Film / Reviews

Kyoko Kagawa retrospective looks back at Japan's golden age of cinema

by Mike Hamilton

Staff Writer

Actress Kyoko Kagawa has starred in some of Japan’s most successful films, over an impressive acting career that has spanned more than 60 years. She was the First Lady during the so-called golden age of the Japanese film industry in the 1950s and ’60s, appearing in such classics as 1953’s “Tokyo Monogatari (Tokyo Story)” and “Tengoku to Jigoku (High and Low)” a decade later. Her versatility as an actress and humble beauty brought a breath of fresh air to the film industry that helped her to become a pinup star.

Her allure is now the subject of an exhibition at The National Museum of Modern Art, Tokyo, through a collection of stills, portraits, photo albums and memorabilia from her films.

Born and raised in Tokyo, Kagawa found herself in limbo following graduation from high school, initially having her heart set on becoming a ballerina. It was after being nominated for a “new face” beauty competition in a newspaper that she was spotted by a film studio and her fate was decided. Director Koji Shima soon gave her her first major film role in 1950’s “Mado Kara Tobidase” (“Jump Out of the Window”).

In her early roles she often played simple, innocent characters, but directors soon realized her potential and gave her grittier roles. It was her starring role in “Tokyo Story” that made her a household name. The internationally released film was directed by prominent filmmaker Yasujiro Ozu and played on one of his favorite themes, that of generational conflict. Kagawa plays the role of a daughter who, like many young Japanese of the 1950s, abandons rural life for the city. When her parents later move to Tokyo, she and her brother have no time to entertain them; but when their mother falls ill, the family pull together and a great tale unfolds.

“Tokyo Story” has been touted by critics as one of Japan’s greatest masterpieces of all time through its timeless portrayal of family struggles, which still manages to resonate with today’s Japanese society.

====

## EXERCISE INSTRUCTIONS
1 - According to the Kyoko Kagawa review, which director gave her her first major film role?
2 - The Kyoko Kagawa review describes an exhibition at The National Museum of Modern Art, Tokyo. List every kind of item the review says that exhibition's collection includes.
3 - Reproduce word for word the part of the Kyoko Kagawa review that opens with the words containing "Actress Kyoko Kagawa" and closes with "from her films.".

====

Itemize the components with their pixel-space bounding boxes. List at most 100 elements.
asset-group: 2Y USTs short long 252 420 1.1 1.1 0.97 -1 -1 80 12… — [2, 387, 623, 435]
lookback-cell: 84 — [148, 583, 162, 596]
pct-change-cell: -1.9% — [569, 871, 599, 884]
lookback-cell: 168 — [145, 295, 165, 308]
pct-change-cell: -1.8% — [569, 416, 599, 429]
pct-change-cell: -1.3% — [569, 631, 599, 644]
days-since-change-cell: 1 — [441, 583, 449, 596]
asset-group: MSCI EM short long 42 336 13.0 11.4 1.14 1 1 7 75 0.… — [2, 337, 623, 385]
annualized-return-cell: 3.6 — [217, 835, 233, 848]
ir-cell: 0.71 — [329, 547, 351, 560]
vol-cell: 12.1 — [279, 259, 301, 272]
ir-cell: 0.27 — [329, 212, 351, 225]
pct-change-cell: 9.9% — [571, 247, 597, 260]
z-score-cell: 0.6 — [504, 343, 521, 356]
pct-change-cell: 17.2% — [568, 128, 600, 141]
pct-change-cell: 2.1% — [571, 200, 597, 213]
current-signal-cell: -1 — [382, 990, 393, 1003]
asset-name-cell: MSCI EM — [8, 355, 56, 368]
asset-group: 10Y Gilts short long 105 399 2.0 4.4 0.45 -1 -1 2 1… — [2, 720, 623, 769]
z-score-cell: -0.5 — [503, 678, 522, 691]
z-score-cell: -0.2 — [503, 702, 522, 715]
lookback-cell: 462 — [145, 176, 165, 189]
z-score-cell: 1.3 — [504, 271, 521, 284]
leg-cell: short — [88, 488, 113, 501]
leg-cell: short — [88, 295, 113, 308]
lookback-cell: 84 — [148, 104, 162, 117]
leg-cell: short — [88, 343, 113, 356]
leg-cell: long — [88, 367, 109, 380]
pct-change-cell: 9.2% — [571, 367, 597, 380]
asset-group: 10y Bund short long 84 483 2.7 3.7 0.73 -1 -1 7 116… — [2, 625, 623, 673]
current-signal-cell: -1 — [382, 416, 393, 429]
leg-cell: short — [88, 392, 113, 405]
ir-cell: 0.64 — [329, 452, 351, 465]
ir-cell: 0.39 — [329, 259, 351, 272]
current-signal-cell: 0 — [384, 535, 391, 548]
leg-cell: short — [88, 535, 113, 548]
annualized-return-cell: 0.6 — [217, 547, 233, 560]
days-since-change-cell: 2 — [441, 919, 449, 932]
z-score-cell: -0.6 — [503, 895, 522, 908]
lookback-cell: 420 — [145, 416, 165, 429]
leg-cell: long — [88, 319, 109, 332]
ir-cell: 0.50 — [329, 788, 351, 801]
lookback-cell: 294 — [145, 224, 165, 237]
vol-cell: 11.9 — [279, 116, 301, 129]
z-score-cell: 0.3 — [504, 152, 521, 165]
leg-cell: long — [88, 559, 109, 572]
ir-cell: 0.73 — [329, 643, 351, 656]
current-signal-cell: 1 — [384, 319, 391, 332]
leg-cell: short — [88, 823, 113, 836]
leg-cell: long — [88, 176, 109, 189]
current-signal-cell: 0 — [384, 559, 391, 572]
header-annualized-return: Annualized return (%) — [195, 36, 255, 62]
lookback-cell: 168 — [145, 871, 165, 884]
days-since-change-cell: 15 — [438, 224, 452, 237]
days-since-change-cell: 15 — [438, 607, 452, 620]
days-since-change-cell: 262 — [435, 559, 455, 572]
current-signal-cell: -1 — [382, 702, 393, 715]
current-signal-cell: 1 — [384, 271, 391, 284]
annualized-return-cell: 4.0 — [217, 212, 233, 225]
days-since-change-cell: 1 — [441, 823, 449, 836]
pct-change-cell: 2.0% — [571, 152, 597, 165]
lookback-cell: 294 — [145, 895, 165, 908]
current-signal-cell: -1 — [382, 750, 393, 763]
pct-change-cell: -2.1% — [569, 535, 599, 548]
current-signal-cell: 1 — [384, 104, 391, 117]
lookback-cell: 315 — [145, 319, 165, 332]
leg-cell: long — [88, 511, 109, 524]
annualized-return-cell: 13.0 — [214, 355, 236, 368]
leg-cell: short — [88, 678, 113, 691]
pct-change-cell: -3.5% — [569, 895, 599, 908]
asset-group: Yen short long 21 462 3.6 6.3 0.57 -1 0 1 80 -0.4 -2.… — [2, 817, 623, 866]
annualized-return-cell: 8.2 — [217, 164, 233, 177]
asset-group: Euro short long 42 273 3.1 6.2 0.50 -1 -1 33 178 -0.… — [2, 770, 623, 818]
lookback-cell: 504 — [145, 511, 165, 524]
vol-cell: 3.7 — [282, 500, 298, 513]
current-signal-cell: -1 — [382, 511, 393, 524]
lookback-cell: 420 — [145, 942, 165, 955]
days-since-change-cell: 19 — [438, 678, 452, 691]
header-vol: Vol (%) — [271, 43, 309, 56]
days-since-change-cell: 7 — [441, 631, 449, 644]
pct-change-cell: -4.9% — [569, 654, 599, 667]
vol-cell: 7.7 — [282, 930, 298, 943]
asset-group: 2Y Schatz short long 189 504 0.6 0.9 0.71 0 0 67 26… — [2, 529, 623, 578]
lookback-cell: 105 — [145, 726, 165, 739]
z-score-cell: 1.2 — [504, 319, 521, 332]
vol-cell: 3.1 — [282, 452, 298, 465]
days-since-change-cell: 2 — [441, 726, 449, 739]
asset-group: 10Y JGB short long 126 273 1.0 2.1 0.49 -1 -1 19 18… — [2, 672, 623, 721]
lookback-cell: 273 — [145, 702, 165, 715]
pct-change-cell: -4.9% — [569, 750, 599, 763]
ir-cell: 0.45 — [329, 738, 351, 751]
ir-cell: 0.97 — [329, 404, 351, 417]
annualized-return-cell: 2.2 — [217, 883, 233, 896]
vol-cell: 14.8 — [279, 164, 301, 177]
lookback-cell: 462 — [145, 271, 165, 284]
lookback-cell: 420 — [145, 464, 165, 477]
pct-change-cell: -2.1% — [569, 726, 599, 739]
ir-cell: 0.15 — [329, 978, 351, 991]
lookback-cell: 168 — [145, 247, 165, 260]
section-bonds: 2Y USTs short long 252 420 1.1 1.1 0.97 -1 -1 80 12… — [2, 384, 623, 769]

====

## EXPECTED OUTPUTS
1 - Director Koji Shima, in 1950's "Mado Kara Tobidase" ("Jump Out of the Window").

2 - stills, portraits, photo albums, memorabilia from her films

3 -
Actress Kyoko Kagawa has starred in some of Japan’s most successful films, over an impressive acting career that has spanned more than 60 years. She was the First Lady during the so-called golden age of the Japanese film industry in the 1950s and ’60s, appearing in such classics as 1953’s “Tokyo Monogatari (Tokyo Story)” and “Tengoku to Jigoku (High and Low)” a decade later. Her versatility as an actress and humble beauty brought a breath of fresh air to the film industry that helped her to become a pinup star.

Her allure is now the subject of an exhibition at The National Museum of Modern Art, Tokyo, through a collection of stills, portraits, photo albums and memorabilia from her films.